Dataset entries:

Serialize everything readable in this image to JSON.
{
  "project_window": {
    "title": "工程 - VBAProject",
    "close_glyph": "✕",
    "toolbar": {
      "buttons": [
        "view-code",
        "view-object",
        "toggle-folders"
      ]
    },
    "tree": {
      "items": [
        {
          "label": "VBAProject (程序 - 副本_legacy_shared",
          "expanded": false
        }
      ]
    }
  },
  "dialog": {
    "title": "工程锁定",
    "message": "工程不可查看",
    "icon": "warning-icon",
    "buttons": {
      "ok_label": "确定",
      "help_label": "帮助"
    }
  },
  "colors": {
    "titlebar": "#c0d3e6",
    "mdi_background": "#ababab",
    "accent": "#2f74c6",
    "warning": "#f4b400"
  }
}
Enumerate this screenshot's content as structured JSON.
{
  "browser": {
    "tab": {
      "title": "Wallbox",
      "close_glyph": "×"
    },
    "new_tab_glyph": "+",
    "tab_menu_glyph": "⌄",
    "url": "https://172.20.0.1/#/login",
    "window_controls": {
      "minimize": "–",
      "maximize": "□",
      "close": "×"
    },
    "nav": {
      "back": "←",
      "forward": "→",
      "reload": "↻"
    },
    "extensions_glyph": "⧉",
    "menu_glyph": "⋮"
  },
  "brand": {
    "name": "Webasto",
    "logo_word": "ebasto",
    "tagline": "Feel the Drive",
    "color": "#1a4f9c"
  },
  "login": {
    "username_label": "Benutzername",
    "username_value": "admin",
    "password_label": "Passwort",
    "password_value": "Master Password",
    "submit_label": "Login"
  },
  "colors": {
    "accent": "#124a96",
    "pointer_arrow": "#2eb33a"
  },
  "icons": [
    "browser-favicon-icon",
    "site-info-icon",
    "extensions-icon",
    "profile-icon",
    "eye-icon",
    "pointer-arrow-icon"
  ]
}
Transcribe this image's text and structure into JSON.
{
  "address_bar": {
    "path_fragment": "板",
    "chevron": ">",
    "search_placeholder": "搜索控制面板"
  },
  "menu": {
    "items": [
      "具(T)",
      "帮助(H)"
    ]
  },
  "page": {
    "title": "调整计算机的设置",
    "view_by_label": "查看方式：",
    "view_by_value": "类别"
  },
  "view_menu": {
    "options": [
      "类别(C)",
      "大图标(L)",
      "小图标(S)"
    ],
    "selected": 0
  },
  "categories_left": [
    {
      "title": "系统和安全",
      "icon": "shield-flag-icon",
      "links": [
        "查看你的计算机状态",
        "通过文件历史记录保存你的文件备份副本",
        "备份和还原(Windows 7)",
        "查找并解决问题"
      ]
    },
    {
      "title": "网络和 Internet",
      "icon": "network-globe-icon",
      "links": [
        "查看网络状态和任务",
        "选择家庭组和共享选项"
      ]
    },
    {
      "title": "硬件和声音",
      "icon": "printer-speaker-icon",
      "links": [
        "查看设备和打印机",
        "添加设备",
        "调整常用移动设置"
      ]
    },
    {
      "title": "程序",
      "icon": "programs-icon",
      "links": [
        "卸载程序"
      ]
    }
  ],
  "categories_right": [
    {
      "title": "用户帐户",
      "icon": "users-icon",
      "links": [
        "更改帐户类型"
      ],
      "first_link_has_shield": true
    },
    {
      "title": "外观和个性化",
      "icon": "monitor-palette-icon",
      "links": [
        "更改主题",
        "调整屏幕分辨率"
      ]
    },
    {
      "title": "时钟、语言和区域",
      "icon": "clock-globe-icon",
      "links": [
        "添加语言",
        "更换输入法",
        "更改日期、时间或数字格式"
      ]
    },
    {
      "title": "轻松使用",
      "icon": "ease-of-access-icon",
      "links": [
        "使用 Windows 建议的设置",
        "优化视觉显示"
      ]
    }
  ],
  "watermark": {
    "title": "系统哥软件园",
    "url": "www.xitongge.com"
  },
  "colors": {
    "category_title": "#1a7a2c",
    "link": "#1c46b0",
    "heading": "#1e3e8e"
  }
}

To do: Say how many lines in the records contain the string "this", and say nothing else.

Exercise output: 3